Repeat all of the material below exactly as written, images excluded.

>> begin Entries

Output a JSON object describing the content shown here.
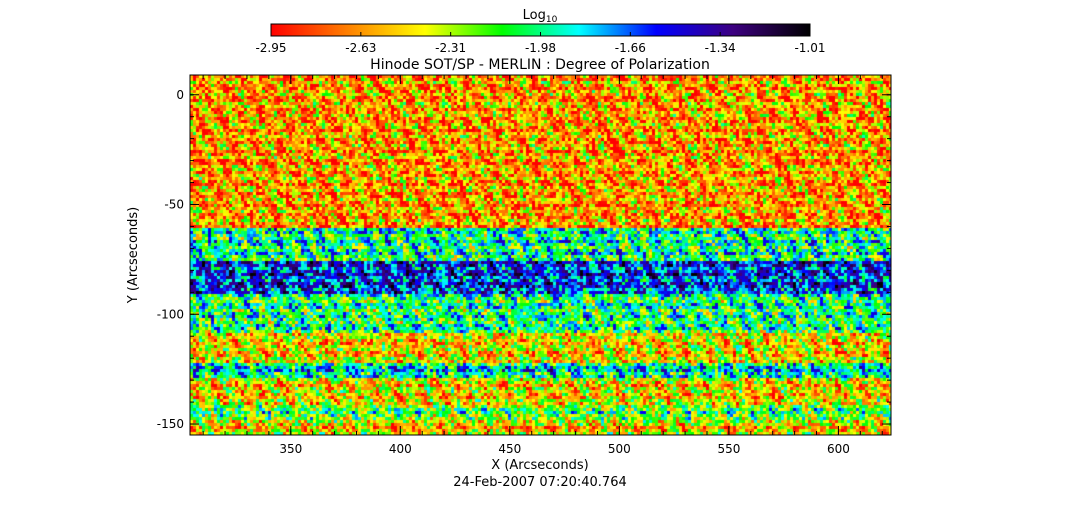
{
  "chart_data": {
    "type": "heatmap",
    "title": "Hinode SOT/SP - MERLIN : Degree of Polarization",
    "xlabel": "X (Arcseconds)",
    "ylabel": "Y (Arcseconds)",
    "timestamp": "24-Feb-2007 07:20:40.764",
    "colorbar": {
      "label_base": "Log",
      "label_sub": "10",
      "range": [
        -2.95,
        -1.01
      ],
      "ticks": [
        "-2.95",
        "-2.63",
        "-2.31",
        "-1.98",
        "-1.66",
        "-1.34",
        "-1.01"
      ]
    },
    "xlim": [
      304,
      624
    ],
    "ylim": [
      -155,
      9
    ],
    "x_ticks": [
      "350",
      "400",
      "450",
      "500",
      "550",
      "600"
    ],
    "y_ticks": [
      "0",
      "-50",
      "-100",
      "-150"
    ],
    "x_tick_values": [
      350,
      400,
      450,
      500,
      550,
      600
    ],
    "y_tick_values": [
      0,
      -50,
      -100,
      -150
    ],
    "colormap_stops": [
      "#ff0000",
      "#ff8000",
      "#ffff00",
      "#00ff00",
      "#00ffff",
      "#0000ff",
      "#3c0080",
      "#000000"
    ],
    "bands": [
      {
        "y_from": 9,
        "y_to": -60,
        "level": 0.18
      },
      {
        "y_from": -60,
        "y_to": -75,
        "level": 0.5
      },
      {
        "y_from": -75,
        "y_to": -90,
        "level": 0.72
      },
      {
        "y_from": -90,
        "y_to": -108,
        "level": 0.48
      },
      {
        "y_from": -108,
        "y_to": -122,
        "level": 0.25
      },
      {
        "y_from": -122,
        "y_to": -128,
        "level": 0.55
      },
      {
        "y_from": -128,
        "y_to": -140,
        "level": 0.25
      },
      {
        "y_from": -140,
        "y_to": -148,
        "level": 0.42
      },
      {
        "y_from": -148,
        "y_to": -155,
        "level": 0.25
      }
    ]
  }
}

>> end Entries

→ Full solution:
Output a JSON object describing the content shown here.
{
  "chart_data": {
    "type": "heatmap",
    "title": "Hinode SOT/SP - MERLIN : Degree of Polarization",
    "xlabel": "X (Arcseconds)",
    "ylabel": "Y (Arcseconds)",
    "timestamp": "24-Feb-2007 07:20:40.764",
    "colorbar": {
      "label_base": "Log",
      "label_sub": "10",
      "range": [
        -2.95,
        -1.01
      ],
      "ticks": [
        "-2.95",
        "-2.63",
        "-2.31",
        "-1.98",
        "-1.66",
        "-1.34",
        "-1.01"
      ]
    },
    "xlim": [
      304,
      624
    ],
    "ylim": [
      -155,
      9
    ],
    "x_ticks": [
      "350",
      "400",
      "450",
      "500",
      "550",
      "600"
    ],
    "y_ticks": [
      "0",
      "-50",
      "-100",
      "-150"
    ],
    "x_tick_values": [
      350,
      400,
      450,
      500,
      550,
      600
    ],
    "y_tick_values": [
      0,
      -50,
      -100,
      -150
    ],
    "colormap_stops": [
      "#ff0000",
      "#ff8000",
      "#ffff00",
      "#00ff00",
      "#00ffff",
      "#0000ff",
      "#3c0080",
      "#000000"
    ],
    "bands": [
      {
        "y_from": 9,
        "y_to": -60,
        "level": 0.18
      },
      {
        "y_from": -60,
        "y_to": -75,
        "level": 0.5
      },
      {
        "y_from": -75,
        "y_to": -90,
        "level": 0.72
      },
      {
        "y_from": -90,
        "y_to": -108,
        "level": 0.48
      },
      {
        "y_from": -108,
        "y_to": -122,
        "level": 0.25
      },
      {
        "y_from": -122,
        "y_to": -128,
        "level": 0.55
      },
      {
        "y_from": -128,
        "y_to": -140,
        "level": 0.25
      },
      {
        "y_from": -140,
        "y_to": -148,
        "level": 0.42
      },
      {
        "y_from": -148,
        "y_to": -155,
        "level": 0.25
      }
    ]
  }
}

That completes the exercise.